EXERCISE REQUIREMENTS.
Output the entries word for word. Omit images.

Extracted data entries
......

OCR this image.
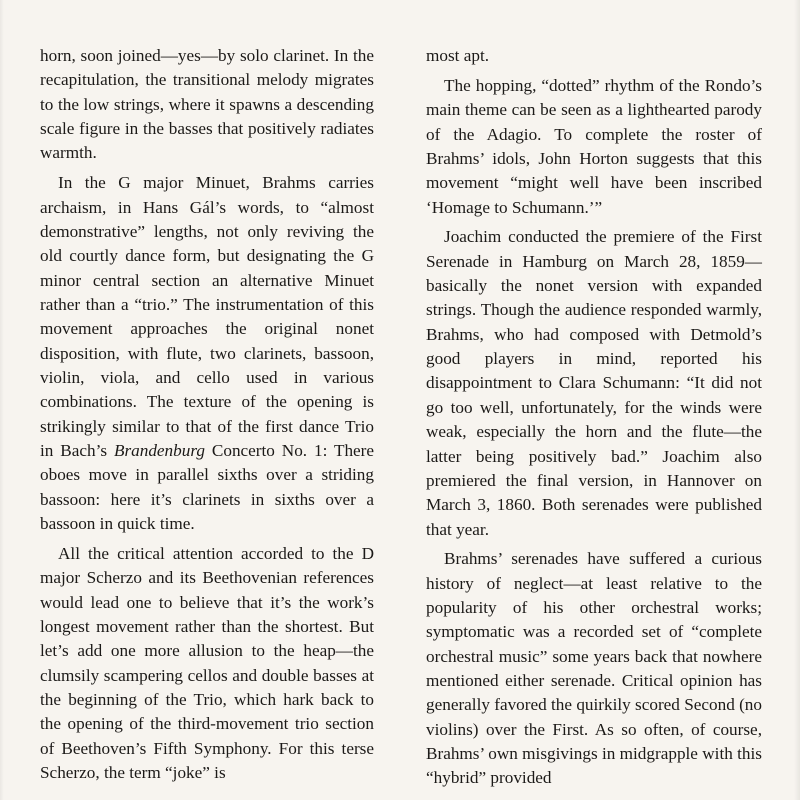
horn, soon joined—yes—by solo clarinet. In the recapitulation, the transitional melody migrates to the low strings, where it spawns a descending scale figure in the basses that positively radiates warmth.

In the G major Minuet, Brahms carries archaism, in Hans Gál’s words, to “almost demonstrative” lengths, not only reviving the old courtly dance form, but designating the G minor central section an alternative Minuet rather than a “trio.” The instrumentation of this movement approaches the original nonet disposition, with flute, two clarinets, bassoon, violin, viola, and cello used in various combinations. The texture of the opening is strikingly similar to that of the first dance Trio in Bach’s Brandenburg Concerto No. 1: There oboes move in parallel sixths over a striding bassoon: here it’s clarinets in sixths over a bassoon in quick time.

All the critical attention accorded to the D major Scherzo and its Beethovenian references would lead one to believe that it’s the work’s longest movement rather than the shortest. But let’s add one more allusion to the heap—the clumsily scampering cellos and double basses at the beginning of the Trio, which hark back to the opening of the third-movement trio section of Beethoven’s Fifth Symphony. For this terse Scherzo, the term “joke” is

most apt.

The hopping, “dotted” rhythm of the Rondo’s main theme can be seen as a lighthearted parody of the Adagio. To complete the roster of Brahms’ idols, John Horton suggests that this movement “might well have been inscribed ‘Homage to Schumann.’”

Joachim conducted the premiere of the First Serenade in Hamburg on March 28, 1859—basically the nonet version with expanded strings. Though the audience responded warmly, Brahms, who had composed with Detmold’s good players in mind, reported his disappointment to Clara Schumann: “It did not go too well, unfortunately, for the winds were weak, especially the horn and the flute—the latter being positively bad.” Joachim also premiered the final version, in Hannover on March 3, 1860. Both serenades were published that year.

Brahms’ serenades have suffered a curious history of neglect—at least relative to the popularity of his other orchestral works; symptomatic was a recorded set of “complete orchestral music” some years back that nowhere mentioned either serenade. Critical opinion has generally favored the quirkily scored Second (no violins) over the First. As so often, of course, Brahms’ own misgivings in midgrapple with this “hybrid” provided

......

TASK RESULT.
OCR this image.
horn, soon joined—yes—by solo clarinet. In the recapitulation, the transitional melody migrates to the low strings, where it spawns a descending scale figure in the basses that positively radiates warmth.

In the G major Minuet, Brahms carries archaism, in Hans Gál’s words, to “almost demonstrative” lengths, not only reviving the old courtly dance form, but designating the G minor central section an alternative Minuet rather than a “trio.” The instrumentation of this movement approaches the original nonet disposition, with flute, two clarinets, bassoon, violin, viola, and cello used in various combinations. The texture of the opening is strikingly similar to that of the first dance Trio in Bach’s Brandenburg Concerto No. 1: There oboes move in parallel sixths over a striding bassoon: here it’s clarinets in sixths over a bassoon in quick time.

All the critical attention accorded to the D major Scherzo and its Beethovenian references would lead one to believe that it’s the work’s longest movement rather than the shortest. But let’s add one more allusion to the heap—the clumsily scampering cellos and double basses at the beginning of the Trio, which hark back to the opening of the third-movement trio section of Beethoven’s Fifth Symphony. For this terse Scherzo, the term “joke” is

most apt.

The hopping, “dotted” rhythm of the Rondo’s main theme can be seen as a lighthearted parody of the Adagio. To complete the roster of Brahms’ idols, John Horton suggests that this movement “might well have been inscribed ‘Homage to Schumann.’”

Joachim conducted the premiere of the First Serenade in Hamburg on March 28, 1859—basically the nonet version with expanded strings. Though the audience responded warmly, Brahms, who had composed with Detmold’s good players in mind, reported his disappointment to Clara Schumann: “It did not go too well, unfortunately, for the winds were weak, especially the horn and the flute—the latter being positively bad.” Joachim also premiered the final version, in Hannover on March 3, 1860. Both serenades were published that year.

Brahms’ serenades have suffered a curious history of neglect—at least relative to the popularity of his other orchestral works; symptomatic was a recorded set of “complete orchestral music” some years back that nowhere mentioned either serenade. Critical opinion has generally favored the quirkily scored Second (no violins) over the First. As so often, of course, Brahms’ own misgivings in midgrapple with this “hybrid” provided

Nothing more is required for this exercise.